What you have to do.
Copy out each line exactly as it appears.

Data items
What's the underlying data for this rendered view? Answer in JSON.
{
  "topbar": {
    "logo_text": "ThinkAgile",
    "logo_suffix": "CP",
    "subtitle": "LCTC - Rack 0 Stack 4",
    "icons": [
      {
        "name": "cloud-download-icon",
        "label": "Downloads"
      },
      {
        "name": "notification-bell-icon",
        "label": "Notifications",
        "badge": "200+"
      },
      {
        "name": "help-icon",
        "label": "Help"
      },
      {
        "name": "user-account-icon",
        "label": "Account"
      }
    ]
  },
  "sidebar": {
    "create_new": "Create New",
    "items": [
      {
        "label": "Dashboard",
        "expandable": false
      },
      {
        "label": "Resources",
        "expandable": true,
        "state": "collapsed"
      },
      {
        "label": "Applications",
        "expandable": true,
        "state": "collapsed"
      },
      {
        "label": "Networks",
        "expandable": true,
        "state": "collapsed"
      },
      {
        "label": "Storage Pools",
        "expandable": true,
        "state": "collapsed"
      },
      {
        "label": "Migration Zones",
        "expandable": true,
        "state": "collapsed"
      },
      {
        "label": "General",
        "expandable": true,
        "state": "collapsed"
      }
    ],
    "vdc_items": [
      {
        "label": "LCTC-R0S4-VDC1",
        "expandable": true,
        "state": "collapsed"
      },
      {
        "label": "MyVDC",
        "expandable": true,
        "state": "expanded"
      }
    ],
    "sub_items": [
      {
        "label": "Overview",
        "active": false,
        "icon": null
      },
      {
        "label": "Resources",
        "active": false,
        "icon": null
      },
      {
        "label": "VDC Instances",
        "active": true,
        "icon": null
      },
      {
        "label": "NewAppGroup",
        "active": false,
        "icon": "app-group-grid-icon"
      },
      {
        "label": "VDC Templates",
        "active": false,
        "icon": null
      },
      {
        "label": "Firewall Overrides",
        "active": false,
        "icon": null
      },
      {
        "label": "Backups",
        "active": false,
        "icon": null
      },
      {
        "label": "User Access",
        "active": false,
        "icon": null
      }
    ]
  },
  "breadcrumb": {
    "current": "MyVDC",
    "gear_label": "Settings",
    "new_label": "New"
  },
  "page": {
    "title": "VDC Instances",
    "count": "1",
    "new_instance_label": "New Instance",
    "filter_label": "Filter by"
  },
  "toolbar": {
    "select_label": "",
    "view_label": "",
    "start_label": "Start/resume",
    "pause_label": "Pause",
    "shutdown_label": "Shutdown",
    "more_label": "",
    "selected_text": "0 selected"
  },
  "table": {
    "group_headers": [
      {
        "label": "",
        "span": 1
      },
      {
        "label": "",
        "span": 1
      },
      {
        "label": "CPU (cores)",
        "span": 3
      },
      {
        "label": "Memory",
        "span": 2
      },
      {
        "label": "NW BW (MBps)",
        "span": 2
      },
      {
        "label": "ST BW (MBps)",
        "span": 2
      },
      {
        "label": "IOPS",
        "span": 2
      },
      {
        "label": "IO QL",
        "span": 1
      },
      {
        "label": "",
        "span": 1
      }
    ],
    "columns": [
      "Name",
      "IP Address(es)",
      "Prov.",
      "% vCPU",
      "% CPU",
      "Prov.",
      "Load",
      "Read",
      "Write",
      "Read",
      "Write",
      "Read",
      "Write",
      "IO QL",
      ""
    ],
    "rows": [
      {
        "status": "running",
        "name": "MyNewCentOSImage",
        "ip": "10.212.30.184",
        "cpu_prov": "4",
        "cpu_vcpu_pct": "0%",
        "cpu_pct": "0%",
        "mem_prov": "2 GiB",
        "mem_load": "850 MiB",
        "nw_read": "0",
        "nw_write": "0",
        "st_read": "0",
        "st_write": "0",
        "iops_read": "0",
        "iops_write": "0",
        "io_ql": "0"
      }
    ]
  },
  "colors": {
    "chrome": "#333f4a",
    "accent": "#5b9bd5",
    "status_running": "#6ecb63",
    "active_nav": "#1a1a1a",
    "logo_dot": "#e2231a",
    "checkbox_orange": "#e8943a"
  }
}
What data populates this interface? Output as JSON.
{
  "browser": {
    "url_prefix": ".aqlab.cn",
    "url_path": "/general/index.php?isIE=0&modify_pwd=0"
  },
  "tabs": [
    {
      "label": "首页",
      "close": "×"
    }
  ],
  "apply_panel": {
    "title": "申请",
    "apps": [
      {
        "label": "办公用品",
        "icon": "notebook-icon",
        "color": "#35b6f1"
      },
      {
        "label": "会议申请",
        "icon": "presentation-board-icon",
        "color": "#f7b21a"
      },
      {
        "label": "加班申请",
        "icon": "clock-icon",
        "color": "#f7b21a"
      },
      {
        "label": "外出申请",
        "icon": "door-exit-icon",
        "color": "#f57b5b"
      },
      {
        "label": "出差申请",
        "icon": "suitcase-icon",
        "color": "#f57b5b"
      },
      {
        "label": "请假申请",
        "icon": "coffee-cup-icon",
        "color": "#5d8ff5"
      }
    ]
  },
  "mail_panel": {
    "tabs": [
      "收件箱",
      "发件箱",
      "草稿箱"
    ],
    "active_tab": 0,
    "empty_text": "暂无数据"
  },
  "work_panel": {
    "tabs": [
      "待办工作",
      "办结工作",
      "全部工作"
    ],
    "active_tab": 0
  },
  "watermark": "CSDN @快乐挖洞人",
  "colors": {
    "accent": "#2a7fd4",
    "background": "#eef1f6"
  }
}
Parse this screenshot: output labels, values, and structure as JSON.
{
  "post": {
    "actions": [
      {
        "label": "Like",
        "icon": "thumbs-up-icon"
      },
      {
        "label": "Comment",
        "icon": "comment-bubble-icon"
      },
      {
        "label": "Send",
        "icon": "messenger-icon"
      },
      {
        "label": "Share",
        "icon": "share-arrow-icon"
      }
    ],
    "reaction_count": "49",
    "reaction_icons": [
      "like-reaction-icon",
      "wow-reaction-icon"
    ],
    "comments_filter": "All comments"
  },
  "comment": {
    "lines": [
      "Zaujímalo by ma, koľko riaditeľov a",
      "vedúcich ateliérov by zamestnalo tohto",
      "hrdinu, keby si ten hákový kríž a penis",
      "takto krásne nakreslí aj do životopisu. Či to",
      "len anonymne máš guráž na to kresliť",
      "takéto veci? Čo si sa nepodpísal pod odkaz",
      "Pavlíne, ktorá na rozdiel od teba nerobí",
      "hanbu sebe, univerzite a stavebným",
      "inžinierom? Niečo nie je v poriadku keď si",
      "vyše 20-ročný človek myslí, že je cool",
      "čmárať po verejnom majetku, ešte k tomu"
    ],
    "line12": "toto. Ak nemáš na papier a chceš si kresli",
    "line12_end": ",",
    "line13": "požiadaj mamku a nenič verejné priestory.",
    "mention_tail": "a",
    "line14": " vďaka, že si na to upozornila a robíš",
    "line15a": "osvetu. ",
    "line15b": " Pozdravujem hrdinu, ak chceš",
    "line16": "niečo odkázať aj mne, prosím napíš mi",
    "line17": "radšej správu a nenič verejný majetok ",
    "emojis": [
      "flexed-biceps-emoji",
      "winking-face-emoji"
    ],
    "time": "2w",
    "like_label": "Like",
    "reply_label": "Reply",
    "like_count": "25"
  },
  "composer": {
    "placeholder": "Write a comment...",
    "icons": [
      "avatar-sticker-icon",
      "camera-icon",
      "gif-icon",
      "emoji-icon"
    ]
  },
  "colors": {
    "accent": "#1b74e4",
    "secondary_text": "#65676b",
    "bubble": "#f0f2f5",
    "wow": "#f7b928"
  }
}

Exercise result.
What's the underlying data for this rendered view? Answer in JSON.
{
  "topbar": {
    "logo_text": "ThinkAgile",
    "logo_suffix": "CP",
    "subtitle": "LCTC - Rack 0 Stack 4",
    "icons": [
      {
        "name": "cloud-download-icon",
        "label": "Downloads"
      },
      {
        "name": "notification-bell-icon",
        "label": "Notifications",
        "badge": "200+"
      },
      {
        "name": "help-icon",
        "label": "Help"
      },
      {
        "name": "user-account-icon",
        "label": "Account"
      }
    ]
  },
  "sidebar": {
    "create_new": "Create New",
    "items": [
      {
        "label": "Dashboard",
        "expandable": false
      },
      {
        "label": "Resources",
        "expandable": true,
        "state": "collapsed"
      },
      {
        "label": "Applications",
        "expandable": true,
        "state": "collapsed"
      },
      {
        "label": "Networks",
        "expandable": true,
        "state": "collapsed"
      },
      {
        "label": "Storage Pools",
        "expandable": true,
        "state": "collapsed"
      },
      {
        "label": "Migration Zones",
        "expandable": true,
        "state": "collapsed"
      },
      {
        "label": "General",
        "expandable": true,
        "state": "collapsed"
      }
    ],
    "vdc_items": [
      {
        "label": "LCTC-R0S4-VDC1",
        "expandable": true,
        "state": "collapsed"
      },
      {
        "label": "MyVDC",
        "expandable": true,
        "state": "expanded"
      }
    ],
    "sub_items": [
      {
        "label": "Overview",
        "active": false,
        "icon": null
      },
      {
        "label": "Resources",
        "active": false,
        "icon": null
      },
      {
        "label": "VDC Instances",
        "active": true,
        "icon": null
      },
      {
        "label": "NewAppGroup",
        "active": false,
        "icon": "app-group-grid-icon"
      },
      {
        "label": "VDC Templates",
        "active": false,
        "icon": null
      },
      {
        "label": "Firewall Overrides",
        "active": false,
        "icon": null
      },
      {
        "label": "Backups",
        "active": false,
        "icon": null
      },
      {
        "label": "User Access",
        "active": false,
        "icon": null
      }
    ]
  },
  "breadcrumb": {
    "current": "MyVDC",
    "gear_label": "Settings",
    "new_label": "New"
  },
  "page": {
    "title": "VDC Instances",
    "count": "1",
    "new_instance_label": "New Instance",
    "filter_label": "Filter by"
  },
  "toolbar": {
    "select_label": "",
    "view_label": "",
    "start_label": "Start/resume",
    "pause_label": "Pause",
    "shutdown_label": "Shutdown",
    "more_label": "",
    "selected_text": "0 selected"
  },
  "table": {
    "group_headers": [
      {
        "label": "",
        "span": 1
      },
      {
        "label": "",
        "span": 1
      },
      {
        "label": "CPU (cores)",
        "span": 3
      },
      {
        "label": "Memory",
        "span": 2
      },
      {
        "label": "NW BW (MBps)",
        "span": 2
      },
      {
        "label": "ST BW (MBps)",
        "span": 2
      },
      {
        "label": "IOPS",
        "span": 2
      },
      {
        "label": "IO QL",
        "span": 1
      },
      {
        "label": "",
        "span": 1
      }
    ],
    "columns": [
      "Name",
      "IP Address(es)",
      "Prov.",
      "% vCPU",
      "% CPU",
      "Prov.",
      "Load",
      "Read",
      "Write",
      "Read",
      "Write",
      "Read",
      "Write",
      "IO QL",
      ""
    ],
    "rows": [
      {
        "status": "running",
        "name": "MyNewCentOSImage",
        "ip": "10.212.30.184",
        "cpu_prov": "4",
        "cpu_vcpu_pct": "0%",
        "cpu_pct": "0%",
        "mem_prov": "2 GiB",
        "mem_load": "850 MiB",
        "nw_read": "0",
        "nw_write": "0",
        "st_read": "0",
        "st_write": "0",
        "iops_read": "0",
        "iops_write": "0",
        "io_ql": "0"
      }
    ]
  },
  "colors": {
    "chrome": "#333f4a",
    "accent": "#5b9bd5",
    "status_running": "#6ecb63",
    "active_nav": "#1a1a1a",
    "logo_dot": "#e2231a",
    "checkbox_orange": "#e8943a"
  }
}
What data populates this interface? Output as JSON.
{
  "browser": {
    "url_prefix": ".aqlab.cn",
    "url_path": "/general/index.php?isIE=0&modify_pwd=0"
  },
  "tabs": [
    {
      "label": "首页",
      "close": "×"
    }
  ],
  "apply_panel": {
    "title": "申请",
    "apps": [
      {
        "label": "办公用品",
        "icon": "notebook-icon",
        "color": "#35b6f1"
      },
      {
        "label": "会议申请",
        "icon": "presentation-board-icon",
        "color": "#f7b21a"
      },
      {
        "label": "加班申请",
        "icon": "clock-icon",
        "color": "#f7b21a"
      },
      {
        "label": "外出申请",
        "icon": "door-exit-icon",
        "color": "#f57b5b"
      },
      {
        "label": "出差申请",
        "icon": "suitcase-icon",
        "color": "#f57b5b"
      },
      {
        "label": "请假申请",
        "icon": "coffee-cup-icon",
        "color": "#5d8ff5"
      }
    ]
  },
  "mail_panel": {
    "tabs": [
      "收件箱",
      "发件箱",
      "草稿箱"
    ],
    "active_tab": 0,
    "empty_text": "暂无数据"
  },
  "work_panel": {
    "tabs": [
      "待办工作",
      "办结工作",
      "全部工作"
    ],
    "active_tab": 0
  },
  "watermark": "CSDN @快乐挖洞人",
  "colors": {
    "accent": "#2a7fd4",
    "background": "#eef1f6"
  }
}
Parse this screenshot: output labels, values, and structure as JSON.
{
  "post": {
    "actions": [
      {
        "label": "Like",
        "icon": "thumbs-up-icon"
      },
      {
        "label": "Comment",
        "icon": "comment-bubble-icon"
      },
      {
        "label": "Send",
        "icon": "messenger-icon"
      },
      {
        "label": "Share",
        "icon": "share-arrow-icon"
      }
    ],
    "reaction_count": "49",
    "reaction_icons": [
      "like-reaction-icon",
      "wow-reaction-icon"
    ],
    "comments_filter": "All comments"
  },
  "comment": {
    "lines": [
      "Zaujímalo by ma, koľko riaditeľov a",
      "vedúcich ateliérov by zamestnalo tohto",
      "hrdinu, keby si ten hákový kríž a penis",
      "takto krásne nakreslí aj do životopisu. Či to",
      "len anonymne máš guráž na to kresliť",
      "takéto veci? Čo si sa nepodpísal pod odkaz",
      "Pavlíne, ktorá na rozdiel od teba nerobí",
      "hanbu sebe, univerzite a stavebným",
      "inžinierom? Niečo nie je v poriadku keď si",
      "vyše 20-ročný človek myslí, že je cool",
      "čmárať po verejnom majetku, ešte k tomu"
    ],
    "line12": "toto. Ak nemáš na papier a chceš si kresli",
    "line12_end": ",",
    "line13": "požiadaj mamku a nenič verejné priestory.",
    "mention_tail": "a",
    "line14": " vďaka, že si na to upozornila a robíš",
    "line15a": "osvetu. ",
    "line15b": " Pozdravujem hrdinu, ak chceš",
    "line16": "niečo odkázať aj mne, prosím napíš mi",
    "line17": "radšej správu a nenič verejný majetok ",
    "emojis": [
      "flexed-biceps-emoji",
      "winking-face-emoji"
    ],
    "time": "2w",
    "like_label": "Like",
    "reply_label": "Reply",
    "like_count": "25"
  },
  "composer": {
    "placeholder": "Write a comment...",
    "icons": [
      "avatar-sticker-icon",
      "camera-icon",
      "gif-icon",
      "emoji-icon"
    ]
  },
  "colors": {
    "accent": "#1b74e4",
    "secondary_text": "#65676b",
    "bubble": "#f0f2f5",
    "wow": "#f7b928"
  }
}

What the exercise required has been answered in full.